» **Description of the task**: Skip the pictures and extract all of the lines exactly as written.

(Saved entries)
## BEGIN

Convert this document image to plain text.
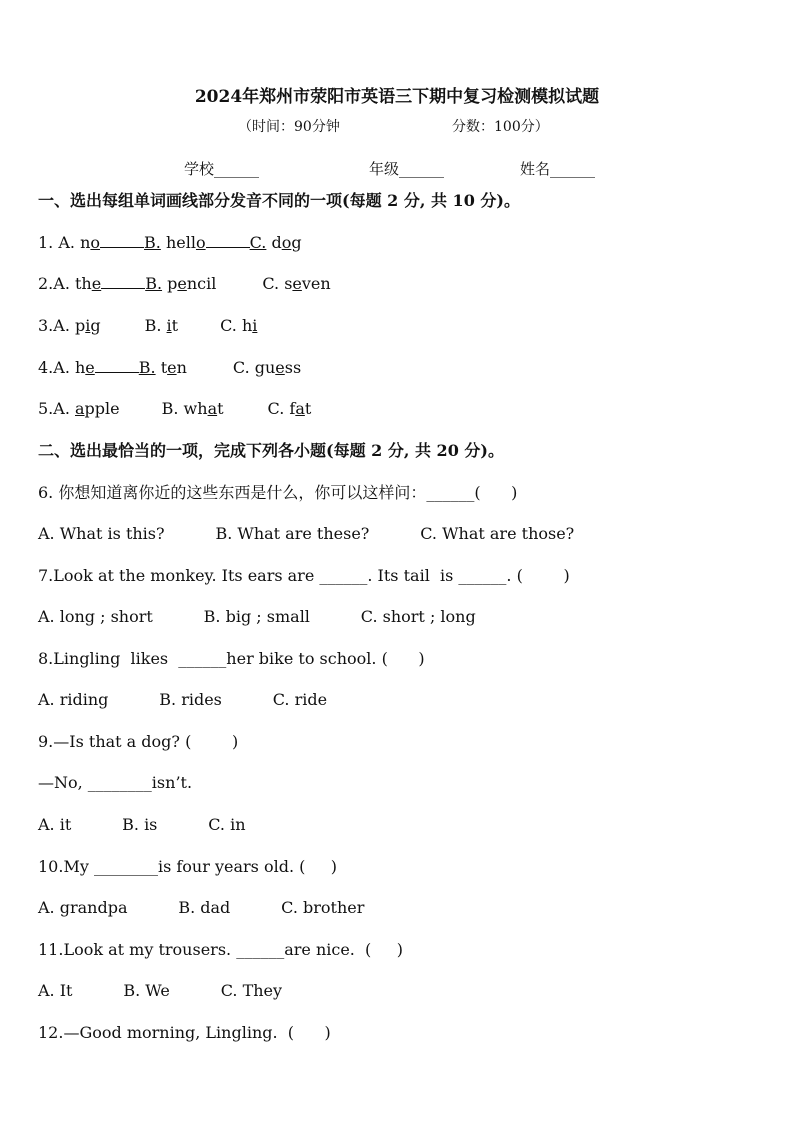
2024年郑州市荥阳市英语三下期中复习检测模拟试题
（时间：90分钟	分数：100分）
学校______	年级______	姓名______
一、选出每组单词画线部分发音不同的一项(每题 2 分, 共 10 分)。
1. A. no	B. hello	C. dog
2.A. the	B. pencil	C. seven
3.A. pig	B. it	C. hi
4.A. he	B. ten	C. guess
5.A. apple	B. what	C. fat
二、选出最恰当的一项，完成下列各小题(每题 2 分, 共 20 分)。
6. 你想知道离你近的这些东西是什么，你可以这样问：______(      )
A. What is this?          B. What are these?          C. What are those?
7.Look at the monkey. Its ears are ______. Its tail  is ______. (        )
A. long ; short          B. big ; small          C. short ; long
8.Lingling  likes  ______her bike to school. (      )
A. riding          B. rides          C. ride
9.—Is that a dog? (        )
—No, ________isn’t.
A. it          B. is          C. in
10.My ________is four years old. (     )
A. grandpa          B. dad          C. brother
11.Look at my trousers. ______are nice.  (     )
A. It          B. We          C. They
12.—Good morning, Lingling.  (      )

## END

» **Response to the exercise**:
Convert this document image to plain text.
2024年郑州市荥阳市英语三下期中复习检测模拟试题
（时间：90分钟	分数：100分）
学校______	年级______	姓名______
一、选出每组单词画线部分发音不同的一项(每题 2 分, 共 10 分)。
1. A. no	B. hello	C. dog
2.A. the	B. pencil	C. seven
3.A. pig	B. it	C. hi
4.A. he	B. ten	C. guess
5.A. apple	B. what	C. fat
二、选出最恰当的一项，完成下列各小题(每题 2 分, 共 20 分)。
6. 你想知道离你近的这些东西是什么，你可以这样问：______(      )
A. What is this?          B. What are these?          C. What are those?
7.Look at the monkey. Its ears are ______. Its tail  is ______. (        )
A. long ; short          B. big ; small          C. short ; long
8.Lingling  likes  ______her bike to school. (      )
A. riding          B. rides          C. ride
9.—Is that a dog? (        )
—No, ________isn’t.
A. it          B. is          C. in
10.My ________is four years old. (     )
A. grandpa          B. dad          C. brother
11.Look at my trousers. ______are nice.  (     )
A. It          B. We          C. They
12.—Good morning, Lingling.  (      )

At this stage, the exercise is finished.